PROVIDED RECORDS:

————

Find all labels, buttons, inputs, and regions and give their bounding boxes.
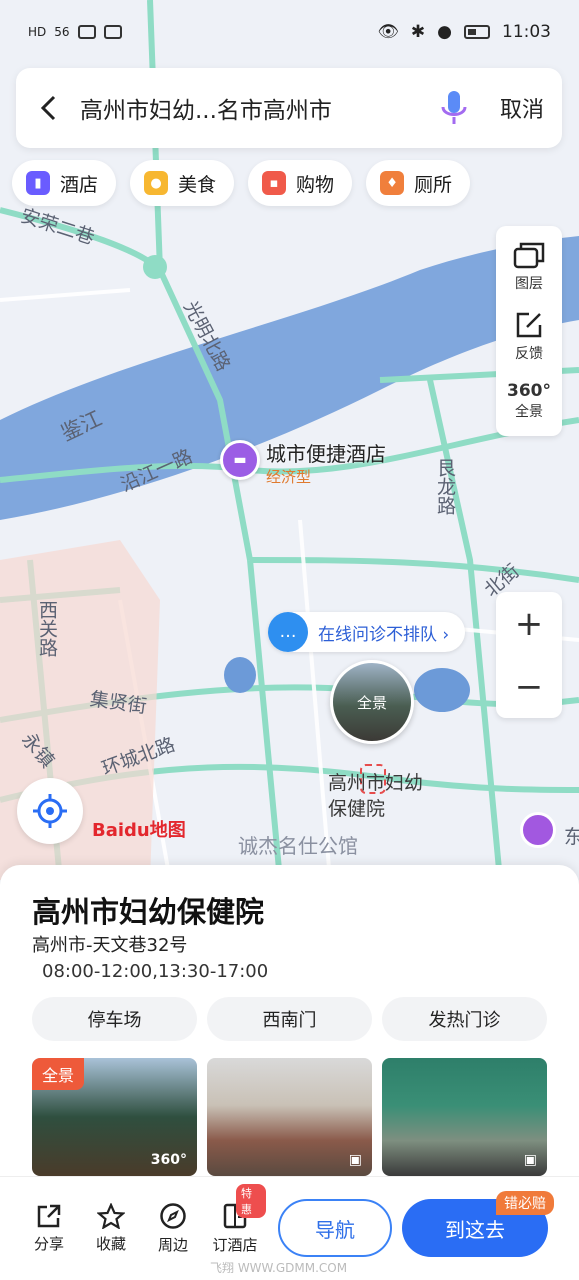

————

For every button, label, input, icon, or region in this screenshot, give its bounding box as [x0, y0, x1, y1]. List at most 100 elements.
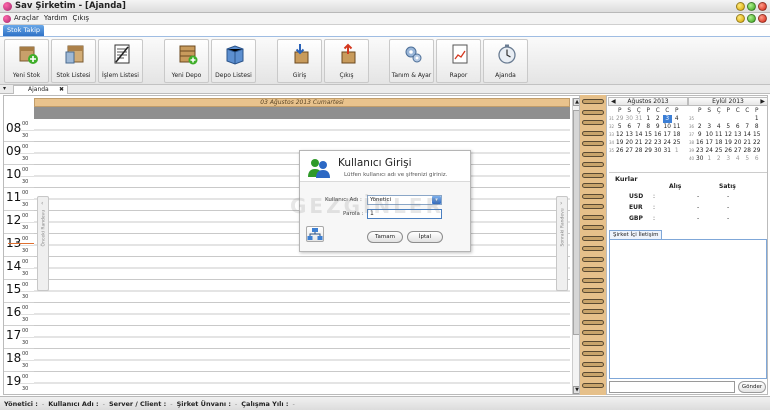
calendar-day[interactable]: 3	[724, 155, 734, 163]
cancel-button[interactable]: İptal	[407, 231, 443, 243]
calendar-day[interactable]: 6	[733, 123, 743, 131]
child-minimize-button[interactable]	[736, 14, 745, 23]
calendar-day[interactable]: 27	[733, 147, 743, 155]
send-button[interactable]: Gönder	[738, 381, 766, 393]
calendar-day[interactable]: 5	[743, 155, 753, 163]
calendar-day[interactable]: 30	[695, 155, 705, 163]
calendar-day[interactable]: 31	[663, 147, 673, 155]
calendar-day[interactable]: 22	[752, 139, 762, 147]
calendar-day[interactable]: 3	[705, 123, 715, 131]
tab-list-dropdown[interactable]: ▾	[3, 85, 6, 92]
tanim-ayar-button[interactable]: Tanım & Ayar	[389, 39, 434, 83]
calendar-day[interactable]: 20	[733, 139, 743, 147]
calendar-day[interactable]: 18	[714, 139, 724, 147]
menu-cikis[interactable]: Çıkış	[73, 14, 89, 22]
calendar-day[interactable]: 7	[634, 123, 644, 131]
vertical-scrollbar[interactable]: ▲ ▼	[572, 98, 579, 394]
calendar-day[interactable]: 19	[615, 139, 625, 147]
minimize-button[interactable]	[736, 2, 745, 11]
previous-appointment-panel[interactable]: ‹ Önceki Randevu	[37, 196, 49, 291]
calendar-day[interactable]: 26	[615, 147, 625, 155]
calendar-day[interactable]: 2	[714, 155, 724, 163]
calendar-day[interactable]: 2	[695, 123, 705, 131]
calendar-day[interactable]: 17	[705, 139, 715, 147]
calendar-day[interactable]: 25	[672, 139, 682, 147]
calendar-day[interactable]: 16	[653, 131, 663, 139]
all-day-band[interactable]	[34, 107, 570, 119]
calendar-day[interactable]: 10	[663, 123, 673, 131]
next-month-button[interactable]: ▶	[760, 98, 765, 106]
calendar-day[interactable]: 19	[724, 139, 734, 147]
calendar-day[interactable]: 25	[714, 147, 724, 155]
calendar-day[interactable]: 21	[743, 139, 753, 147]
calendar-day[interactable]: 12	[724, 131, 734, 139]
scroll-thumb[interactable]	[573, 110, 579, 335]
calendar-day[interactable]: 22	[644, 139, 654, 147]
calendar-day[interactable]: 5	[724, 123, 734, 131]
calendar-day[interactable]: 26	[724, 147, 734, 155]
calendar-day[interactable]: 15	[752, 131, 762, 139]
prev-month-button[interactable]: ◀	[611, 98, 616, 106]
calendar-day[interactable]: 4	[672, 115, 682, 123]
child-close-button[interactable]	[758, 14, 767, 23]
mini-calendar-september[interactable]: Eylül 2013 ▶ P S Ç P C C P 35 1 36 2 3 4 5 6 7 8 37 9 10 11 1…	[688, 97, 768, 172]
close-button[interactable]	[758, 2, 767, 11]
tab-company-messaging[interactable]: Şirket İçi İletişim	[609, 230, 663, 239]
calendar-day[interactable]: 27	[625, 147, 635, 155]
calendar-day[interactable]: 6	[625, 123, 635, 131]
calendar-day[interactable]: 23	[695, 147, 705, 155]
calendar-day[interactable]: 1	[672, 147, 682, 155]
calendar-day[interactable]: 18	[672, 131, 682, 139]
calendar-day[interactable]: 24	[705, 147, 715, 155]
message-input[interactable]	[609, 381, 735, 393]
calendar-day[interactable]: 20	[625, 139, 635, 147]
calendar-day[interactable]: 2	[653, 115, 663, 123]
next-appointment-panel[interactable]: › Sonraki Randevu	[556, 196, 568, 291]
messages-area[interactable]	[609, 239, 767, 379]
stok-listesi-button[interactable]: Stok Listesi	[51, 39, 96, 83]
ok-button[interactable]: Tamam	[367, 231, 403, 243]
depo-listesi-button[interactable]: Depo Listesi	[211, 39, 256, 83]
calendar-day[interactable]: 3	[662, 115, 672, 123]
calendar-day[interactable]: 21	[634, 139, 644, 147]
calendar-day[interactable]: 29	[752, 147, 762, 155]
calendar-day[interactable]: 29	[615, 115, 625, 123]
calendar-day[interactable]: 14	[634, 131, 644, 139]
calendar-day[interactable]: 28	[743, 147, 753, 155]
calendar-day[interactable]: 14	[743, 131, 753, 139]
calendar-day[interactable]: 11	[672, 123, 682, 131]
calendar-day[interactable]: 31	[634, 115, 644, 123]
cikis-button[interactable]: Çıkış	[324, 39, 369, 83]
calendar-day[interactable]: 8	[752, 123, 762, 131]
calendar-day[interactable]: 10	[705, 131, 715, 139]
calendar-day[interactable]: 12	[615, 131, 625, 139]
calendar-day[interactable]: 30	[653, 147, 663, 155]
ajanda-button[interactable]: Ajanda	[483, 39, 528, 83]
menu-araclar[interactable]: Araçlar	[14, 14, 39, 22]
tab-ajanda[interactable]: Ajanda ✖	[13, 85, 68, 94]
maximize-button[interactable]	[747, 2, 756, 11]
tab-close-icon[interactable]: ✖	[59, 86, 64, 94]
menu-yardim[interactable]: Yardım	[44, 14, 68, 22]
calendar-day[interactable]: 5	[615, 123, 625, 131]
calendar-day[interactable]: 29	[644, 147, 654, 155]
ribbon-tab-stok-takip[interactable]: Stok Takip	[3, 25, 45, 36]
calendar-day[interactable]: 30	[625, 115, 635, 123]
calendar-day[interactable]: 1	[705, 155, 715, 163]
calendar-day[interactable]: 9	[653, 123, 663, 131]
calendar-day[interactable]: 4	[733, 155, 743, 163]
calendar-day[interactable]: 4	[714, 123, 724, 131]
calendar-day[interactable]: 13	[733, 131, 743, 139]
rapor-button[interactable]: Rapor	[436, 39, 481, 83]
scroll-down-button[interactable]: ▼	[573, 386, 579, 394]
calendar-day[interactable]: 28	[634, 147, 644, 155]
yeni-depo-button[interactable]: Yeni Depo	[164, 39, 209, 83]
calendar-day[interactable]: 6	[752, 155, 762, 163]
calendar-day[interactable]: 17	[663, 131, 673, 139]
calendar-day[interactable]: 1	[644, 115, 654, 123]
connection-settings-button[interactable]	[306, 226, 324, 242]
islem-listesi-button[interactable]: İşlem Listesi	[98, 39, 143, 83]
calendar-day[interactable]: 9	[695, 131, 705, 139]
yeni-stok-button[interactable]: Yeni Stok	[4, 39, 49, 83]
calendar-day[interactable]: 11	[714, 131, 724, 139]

————

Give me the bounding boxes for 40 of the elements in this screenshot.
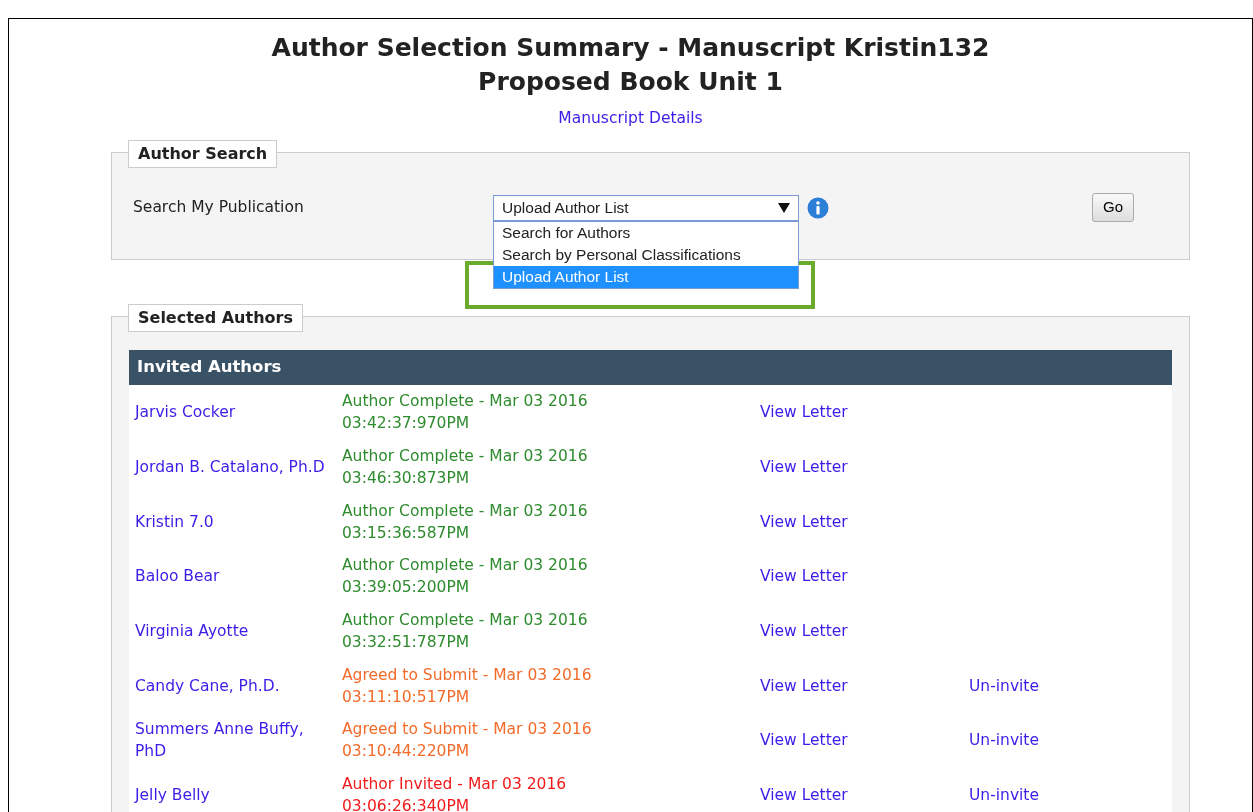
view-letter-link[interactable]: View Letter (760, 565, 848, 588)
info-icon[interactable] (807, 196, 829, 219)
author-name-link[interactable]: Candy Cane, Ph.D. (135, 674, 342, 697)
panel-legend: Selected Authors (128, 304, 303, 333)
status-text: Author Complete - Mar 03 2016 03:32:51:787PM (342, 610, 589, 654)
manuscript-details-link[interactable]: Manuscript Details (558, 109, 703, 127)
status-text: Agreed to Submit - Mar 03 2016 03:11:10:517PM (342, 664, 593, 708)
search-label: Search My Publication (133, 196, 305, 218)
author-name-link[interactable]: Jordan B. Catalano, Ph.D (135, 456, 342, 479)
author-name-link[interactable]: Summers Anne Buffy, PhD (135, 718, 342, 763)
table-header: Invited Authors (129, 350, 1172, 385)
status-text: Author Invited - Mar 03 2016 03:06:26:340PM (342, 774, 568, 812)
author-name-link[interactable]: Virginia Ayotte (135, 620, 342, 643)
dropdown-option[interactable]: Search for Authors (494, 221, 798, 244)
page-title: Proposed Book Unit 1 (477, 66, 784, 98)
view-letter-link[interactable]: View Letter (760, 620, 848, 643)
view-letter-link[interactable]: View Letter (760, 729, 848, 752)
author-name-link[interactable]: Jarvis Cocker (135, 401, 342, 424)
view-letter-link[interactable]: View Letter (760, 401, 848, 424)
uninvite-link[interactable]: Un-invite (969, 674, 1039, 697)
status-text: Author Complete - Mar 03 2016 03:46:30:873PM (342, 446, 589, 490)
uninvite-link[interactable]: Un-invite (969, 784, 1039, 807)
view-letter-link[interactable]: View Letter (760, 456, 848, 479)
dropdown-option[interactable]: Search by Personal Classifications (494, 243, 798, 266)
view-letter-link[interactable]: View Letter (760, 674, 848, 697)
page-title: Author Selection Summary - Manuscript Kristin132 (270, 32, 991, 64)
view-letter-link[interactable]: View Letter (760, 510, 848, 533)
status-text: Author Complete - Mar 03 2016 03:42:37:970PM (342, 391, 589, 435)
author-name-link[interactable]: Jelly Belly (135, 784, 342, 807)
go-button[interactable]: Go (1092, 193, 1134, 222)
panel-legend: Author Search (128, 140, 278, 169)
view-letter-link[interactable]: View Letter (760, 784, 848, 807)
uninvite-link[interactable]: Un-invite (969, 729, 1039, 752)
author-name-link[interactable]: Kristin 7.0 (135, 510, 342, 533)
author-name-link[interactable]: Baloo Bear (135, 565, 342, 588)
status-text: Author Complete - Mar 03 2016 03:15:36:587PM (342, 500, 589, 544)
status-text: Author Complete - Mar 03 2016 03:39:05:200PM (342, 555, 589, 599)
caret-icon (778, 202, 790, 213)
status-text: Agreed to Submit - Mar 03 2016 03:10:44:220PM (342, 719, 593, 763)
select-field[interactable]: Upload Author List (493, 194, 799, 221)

————

TASK PROMPT:
Could you update the lines from the line with "For every button, label, input, icon, or" to the line with "98, 765, 106]", swapping "calendar-day" for "month-day" and keeping everything else the same? Leave out the pictures.

RESULT OF THE EXERCISE:
For every button, label, input, icon, or region in this screenshot, give its bounding box as [x0, y0, x1, y1]. List at most 100 elements.
month-day[interactable]: 3	[724, 155, 734, 163]
cancel-button[interactable]: İptal	[407, 231, 443, 243]
month-day[interactable]: 6	[733, 123, 743, 131]
child-minimize-button[interactable]	[736, 14, 745, 23]
month-day[interactable]: 27	[733, 147, 743, 155]
send-button[interactable]: Gönder	[738, 381, 766, 393]
month-day[interactable]: 5	[743, 155, 753, 163]
month-day[interactable]: 30	[695, 155, 705, 163]
month-day[interactable]: 31	[663, 147, 673, 155]
month-day[interactable]: 22	[752, 139, 762, 147]
month-day[interactable]: 3	[705, 123, 715, 131]
tab-list-dropdown[interactable]: ▾	[3, 85, 6, 92]
tanim-ayar-button[interactable]: Tanım & Ayar	[389, 39, 434, 83]
month-day[interactable]: 20	[733, 139, 743, 147]
month-day[interactable]: 18	[714, 139, 724, 147]
menu-cikis[interactable]: Çıkış	[73, 14, 89, 22]
month-day[interactable]: 7	[634, 123, 644, 131]
vertical-scrollbar[interactable]: ▲ ▼	[572, 98, 579, 394]
month-day[interactable]: 19	[615, 139, 625, 147]
minimize-button[interactable]	[736, 2, 745, 11]
previous-appointment-panel[interactable]: ‹ Önceki Randevu	[37, 196, 49, 291]
month-day[interactable]: 26	[615, 147, 625, 155]
month-day[interactable]: 2	[714, 155, 724, 163]
month-day[interactable]: 2	[695, 123, 705, 131]
month-day[interactable]: 17	[705, 139, 715, 147]
month-day[interactable]: 25	[672, 139, 682, 147]
month-day[interactable]: 16	[653, 131, 663, 139]
all-day-band[interactable]	[34, 107, 570, 119]
month-day[interactable]: 10	[663, 123, 673, 131]
next-month-button[interactable]: ▶	[760, 98, 765, 106]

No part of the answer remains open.